**Request**: Copy out the lines that include the word "days".
::::::
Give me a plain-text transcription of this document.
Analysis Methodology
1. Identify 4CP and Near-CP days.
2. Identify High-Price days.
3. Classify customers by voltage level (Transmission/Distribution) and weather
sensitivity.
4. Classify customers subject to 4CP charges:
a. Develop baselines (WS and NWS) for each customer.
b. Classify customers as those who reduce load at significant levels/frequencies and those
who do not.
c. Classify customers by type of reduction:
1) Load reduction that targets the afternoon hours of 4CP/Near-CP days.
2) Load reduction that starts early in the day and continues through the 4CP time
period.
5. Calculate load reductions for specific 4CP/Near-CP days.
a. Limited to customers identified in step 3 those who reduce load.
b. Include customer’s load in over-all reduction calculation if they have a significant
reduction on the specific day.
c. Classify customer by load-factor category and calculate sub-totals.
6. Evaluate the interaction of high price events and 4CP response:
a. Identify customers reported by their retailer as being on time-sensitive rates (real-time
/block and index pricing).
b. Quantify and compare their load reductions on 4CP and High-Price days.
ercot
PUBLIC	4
::::::
**Response for this exercise**:
1. Identify 4CP and Near-CP days.
2. Identify High-Price days.
1) Load reduction that targets the afternoon hours of 4CP/Near-CP days.
5. Calculate load reductions for specific 4CP/Near-CP days.
b. Quantify and compare their load reductions on 4CP and High-Price days.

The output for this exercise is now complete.